PROBLEM REQUIREMENTS> Reproduce all the entries exactly and keep the pictures out.

Dataset rows:
'''
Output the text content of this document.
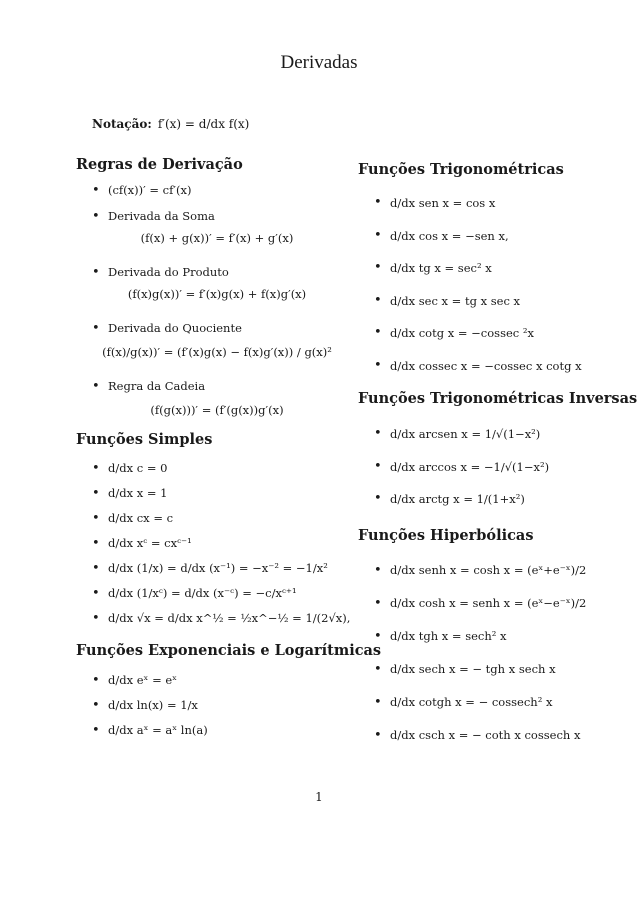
Derivadas
Notação: f′(x) = d/dx f(x)
Regras de Derivação
• (cf(x))′ = cf′(x)
• Derivada da Soma
(f(x) + g(x))′ = f′(x) + g′(x)
• Derivada do Produto
(f(x)g(x))′ = f′(x)g(x) + f(x)g′(x)
• Derivada do Quociente
(f(x)/g(x))′ = (f′(x)g(x) − f(x)g′(x)) / g(x)²
• Regra da Cadeia
(f(g(x)))′ = (f′(g(x))g′(x)
Funções Simples
• d/dx c = 0
• d/dx x = 1
• d/dx cx = c
• d/dx xᶜ = cxᶜ⁻¹
• d/dx (1/x) = d/dx (x⁻¹) = −x⁻² = −1/x²
• d/dx (1/xᶜ) = d/dx (x⁻ᶜ) = −c/xᶜ⁺¹
• d/dx √x = d/dx x^½ = ½x^−½ = 1/(2√x),
Funções Exponenciais e Logarítmicas
• d/dx eˣ = eˣ
• d/dx ln(x) = 1/x
• d/dx aˣ = aˣ ln(a)
Funções Trigonométricas
• d/dx sen x = cos x
• d/dx cos x = −sen x,
• d/dx tg x = sec² x
• d/dx sec x = tg x sec x
• d/dx cotg x = −cossec ²x
• d/dx cossec x = −cossec x cotg x
Funções Trigonométricas Inversas
• d/dx arcsen x = 1/√(1−x²)
• d/dx arccos x = −1/√(1−x²)
• d/dx arctg x = 1/(1+x²)
Funções Hiperbólicas
• d/dx senh x = cosh x = (eˣ+e⁻ˣ)/2
• d/dx cosh x = senh x = (eˣ−e⁻ˣ)/2
• d/dx tgh x = sech² x
• d/dx sech x = − tgh x sech x
• d/dx cotgh x = − cossech² x
• d/dx csch x = − coth x cossech x
1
'''
EXERCISE RESULT>
Output the text content of this document.
Derivadas
Notação: f′(x) = d/dx f(x)
Regras de Derivação
• (cf(x))′ = cf′(x)
• Derivada da Soma
(f(x) + g(x))′ = f′(x) + g′(x)
• Derivada do Produto
(f(x)g(x))′ = f′(x)g(x) + f(x)g′(x)
• Derivada do Quociente
(f(x)/g(x))′ = (f′(x)g(x) − f(x)g′(x)) / g(x)²
• Regra da Cadeia
(f(g(x)))′ = (f′(g(x))g′(x)
Funções Simples
• d/dx c = 0
• d/dx x = 1
• d/dx cx = c
• d/dx xᶜ = cxᶜ⁻¹
• d/dx (1/x) = d/dx (x⁻¹) = −x⁻² = −1/x²
• d/dx (1/xᶜ) = d/dx (x⁻ᶜ) = −c/xᶜ⁺¹
• d/dx √x = d/dx x^½ = ½x^−½ = 1/(2√x),
Funções Exponenciais e Logarítmicas
• d/dx eˣ = eˣ
• d/dx ln(x) = 1/x
• d/dx aˣ = aˣ ln(a)
Funções Trigonométricas
• d/dx sen x = cos x
• d/dx cos x = −sen x,
• d/dx tg x = sec² x
• d/dx sec x = tg x sec x
• d/dx cotg x = −cossec ²x
• d/dx cossec x = −cossec x cotg x
Funções Trigonométricas Inversas
• d/dx arcsen x = 1/√(1−x²)
• d/dx arccos x = −1/√(1−x²)
• d/dx arctg x = 1/(1+x²)
Funções Hiperbólicas
• d/dx senh x = cosh x = (eˣ+e⁻ˣ)/2
• d/dx cosh x = senh x = (eˣ−e⁻ˣ)/2
• d/dx tgh x = sech² x
• d/dx sech x = − tgh x sech x
• d/dx cotgh x = − cossech² x
• d/dx csch x = − coth x cossech x
1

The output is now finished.